Written request:
Extract every entry word for word. Skip the pictures.

:::::

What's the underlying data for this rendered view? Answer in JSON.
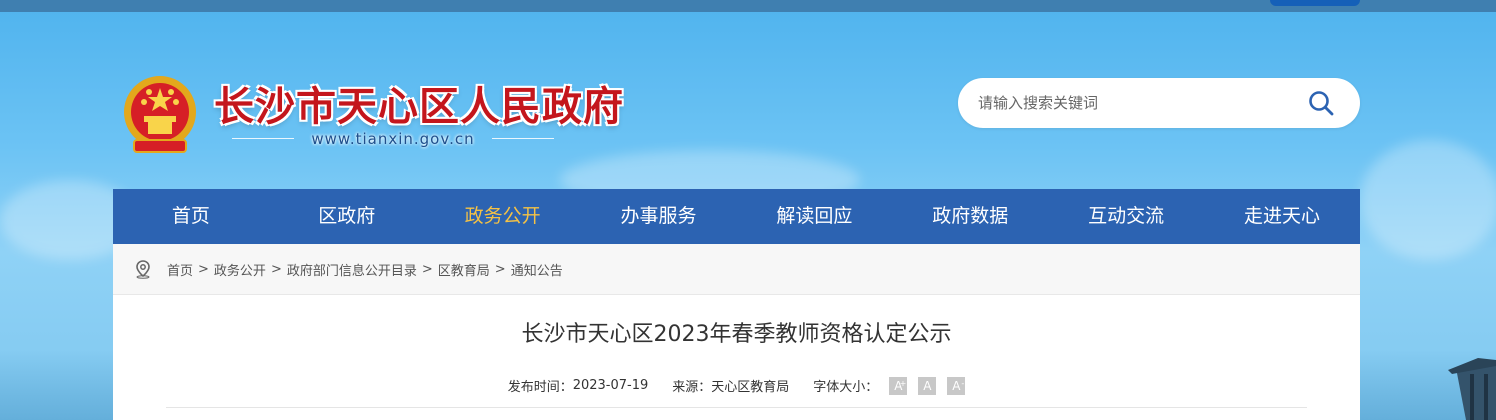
{
  "header": {
    "site_title": "长沙市天心区人民政府",
    "site_url": "www.tianxin.gov.cn",
    "emblem_icon": "national-emblem-icon"
  },
  "search": {
    "placeholder": "请输入搜索关键词",
    "value": "",
    "icon": "search-icon"
  },
  "nav": {
    "items": [
      {
        "label": "首页",
        "active": false
      },
      {
        "label": "区政府",
        "active": false
      },
      {
        "label": "政务公开",
        "active": true
      },
      {
        "label": "办事服务",
        "active": false
      },
      {
        "label": "解读回应",
        "active": false
      },
      {
        "label": "政府数据",
        "active": false
      },
      {
        "label": "互动交流",
        "active": false
      },
      {
        "label": "走进天心",
        "active": false
      }
    ],
    "active_color": "#f5c245",
    "background": "#2c63b2"
  },
  "breadcrumb": {
    "icon": "location-pin-icon",
    "items": [
      "首页",
      "政务公开",
      "政府部门信息公开目录",
      "区教育局",
      "通知公告"
    ],
    "separator": ">"
  },
  "article": {
    "title": "长沙市天心区2023年春季教师资格认定公示",
    "publish_label": "发布时间：",
    "publish_date": "2023-07-19",
    "source_label": "来源：",
    "source": "天心区教育局",
    "font_size_label": "字体大小：",
    "font_buttons": [
      "A",
      "A",
      "A"
    ]
  },
  "colors": {
    "title_red": "#c4161c",
    "sky_blue": "#5bbcf2"
  }
}
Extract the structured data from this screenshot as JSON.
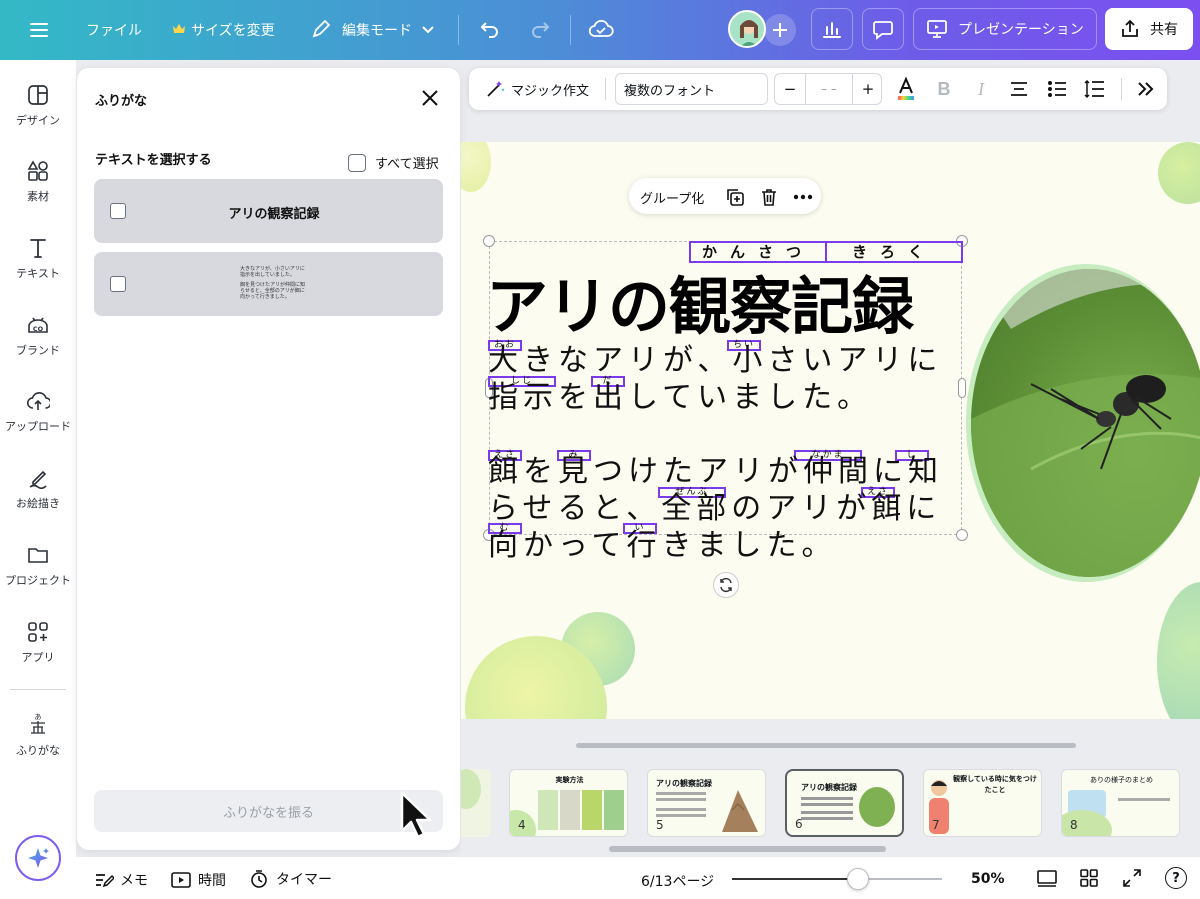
{
  "topbar": {
    "file": "ファイル",
    "resize": "サイズを変更",
    "edit_mode": "編集モード",
    "present": "プレゼンテーション",
    "share": "共有"
  },
  "rail": {
    "items": [
      {
        "label": "デザイン",
        "icon": "layout-icon"
      },
      {
        "label": "素材",
        "icon": "elements-icon"
      },
      {
        "label": "テキスト",
        "icon": "text-icon"
      },
      {
        "label": "ブランド",
        "icon": "brand-icon"
      },
      {
        "label": "アップロード",
        "icon": "upload-icon"
      },
      {
        "label": "お絵描き",
        "icon": "draw-icon"
      },
      {
        "label": "プロジェクト",
        "icon": "folder-icon"
      },
      {
        "label": "アプリ",
        "icon": "apps-icon"
      },
      {
        "label": "ふりがな",
        "icon": "furigana-icon"
      }
    ]
  },
  "panel": {
    "title": "ふりがな",
    "select_text": "テキストを選択する",
    "select_all": "すべて選択",
    "item1_text": "アリの観察記録",
    "item2_lines": [
      "大きなアリが、小さいアリに",
      "指示を出していました。",
      "",
      "餌を見つけたアリが仲間に知",
      "らせると、全部のアリが餌に",
      "向かって行きました。"
    ],
    "apply_button": "ふりがなを振る"
  },
  "format": {
    "magic": "マジック作文",
    "font": "複数のフォント",
    "minus": "−",
    "size": "– –",
    "plus": "+"
  },
  "canvas": {
    "group": "グループ化",
    "title": "アリの観察記録",
    "title_ruby": [
      "かんさつ",
      "きろく"
    ],
    "body_lines": [
      "大きなアリが、小さいアリに",
      "指示を出していました。",
      "",
      "餌を見つけたアリが仲間に知",
      "らせると、全部のアリが餌に",
      "向かって行きました。"
    ],
    "ruby": {
      "oo": "おお",
      "chii": "ちい",
      "shiji": "しじ",
      "da": "だ",
      "esa": "えさ",
      "mi": "み",
      "nakama": "なかま",
      "shi": "し",
      "zenbu": "ぜんぶ",
      "esa2": "えさ",
      "mu": "む",
      "i": "い"
    }
  },
  "filmstrip": {
    "thumbs": [
      {
        "num": "4",
        "title": "実験方法"
      },
      {
        "num": "5",
        "title": "アリの観察記録"
      },
      {
        "num": "6",
        "title": "アリの観察記録"
      },
      {
        "num": "7",
        "title": "観察している時に気をつけたこと"
      },
      {
        "num": "8",
        "title": "ありの様子のまとめ"
      }
    ]
  },
  "bottombar": {
    "memo": "メモ",
    "time": "時間",
    "timer": "タイマー",
    "page": "6/13ページ",
    "zoom": "50%",
    "zoom_fraction": 0.6
  },
  "colors": {
    "accent": "#7c3aed",
    "gradient_start": "#33b9c6",
    "gradient_end": "#7b4ff0"
  }
}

:::::

Exercise result:
What's the underlying data for this rendered view? Answer in JSON.
{
  "header": {
    "site_title": "长沙市天心区人民政府",
    "site_url": "www.tianxin.gov.cn",
    "emblem_icon": "national-emblem-icon"
  },
  "search": {
    "placeholder": "请输入搜索关键词",
    "value": "",
    "icon": "search-icon"
  },
  "nav": {
    "items": [
      {
        "label": "首页",
        "active": false
      },
      {
        "label": "区政府",
        "active": false
      },
      {
        "label": "政务公开",
        "active": true
      },
      {
        "label": "办事服务",
        "active": false
      },
      {
        "label": "解读回应",
        "active": false
      },
      {
        "label": "政府数据",
        "active": false
      },
      {
        "label": "互动交流",
        "active": false
      },
      {
        "label": "走进天心",
        "active": false
      }
    ],
    "active_color": "#f5c245",
    "background": "#2c63b2"
  },
  "breadcrumb": {
    "icon": "location-pin-icon",
    "items": [
      "首页",
      "政务公开",
      "政府部门信息公开目录",
      "区教育局",
      "通知公告"
    ],
    "separator": ">"
  },
  "article": {
    "title": "长沙市天心区2023年春季教师资格认定公示",
    "publish_label": "发布时间：",
    "publish_date": "2023-07-19",
    "source_label": "来源：",
    "source": "天心区教育局",
    "font_size_label": "字体大小：",
    "font_buttons": [
      "A",
      "A",
      "A"
    ]
  },
  "colors": {
    "title_red": "#c4161c",
    "sky_blue": "#5bbcf2"
  }
}
Extract the structured data from this screenshot as JSON.
{
  "topbar": {
    "file": "ファイル",
    "resize": "サイズを変更",
    "edit_mode": "編集モード",
    "present": "プレゼンテーション",
    "share": "共有"
  },
  "rail": {
    "items": [
      {
        "label": "デザイン",
        "icon": "layout-icon"
      },
      {
        "label": "素材",
        "icon": "elements-icon"
      },
      {
        "label": "テキスト",
        "icon": "text-icon"
      },
      {
        "label": "ブランド",
        "icon": "brand-icon"
      },
      {
        "label": "アップロード",
        "icon": "upload-icon"
      },
      {
        "label": "お絵描き",
        "icon": "draw-icon"
      },
      {
        "label": "プロジェクト",
        "icon": "folder-icon"
      },
      {
        "label": "アプリ",
        "icon": "apps-icon"
      },
      {
        "label": "ふりがな",
        "icon": "furigana-icon"
      }
    ]
  },
  "panel": {
    "title": "ふりがな",
    "select_text": "テキストを選択する",
    "select_all": "すべて選択",
    "item1_text": "アリの観察記録",
    "item2_lines": [
      "大きなアリが、小さいアリに",
      "指示を出していました。",
      "",
      "餌を見つけたアリが仲間に知",
      "らせると、全部のアリが餌に",
      "向かって行きました。"
    ],
    "apply_button": "ふりがなを振る"
  },
  "format": {
    "magic": "マジック作文",
    "font": "複数のフォント",
    "minus": "−",
    "size": "– –",
    "plus": "+"
  },
  "canvas": {
    "group": "グループ化",
    "title": "アリの観察記録",
    "title_ruby": [
      "かんさつ",
      "きろく"
    ],
    "body_lines": [
      "大きなアリが、小さいアリに",
      "指示を出していました。",
      "",
      "餌を見つけたアリが仲間に知",
      "らせると、全部のアリが餌に",
      "向かって行きました。"
    ],
    "ruby": {
      "oo": "おお",
      "chii": "ちい",
      "shiji": "しじ",
      "da": "だ",
      "esa": "えさ",
      "mi": "み",
      "nakama": "なかま",
      "shi": "し",
      "zenbu": "ぜんぶ",
      "esa2": "えさ",
      "mu": "む",
      "i": "い"
    }
  },
  "filmstrip": {
    "thumbs": [
      {
        "num": "4",
        "title": "実験方法"
      },
      {
        "num": "5",
        "title": "アリの観察記録"
      },
      {
        "num": "6",
        "title": "アリの観察記録"
      },
      {
        "num": "7",
        "title": "観察している時に気をつけたこと"
      },
      {
        "num": "8",
        "title": "ありの様子のまとめ"
      }
    ]
  },
  "bottombar": {
    "memo": "メモ",
    "time": "時間",
    "timer": "タイマー",
    "page": "6/13ページ",
    "zoom": "50%",
    "zoom_fraction": 0.6
  },
  "colors": {
    "accent": "#7c3aed",
    "gradient_start": "#33b9c6",
    "gradient_end": "#7b4ff0"
  }
}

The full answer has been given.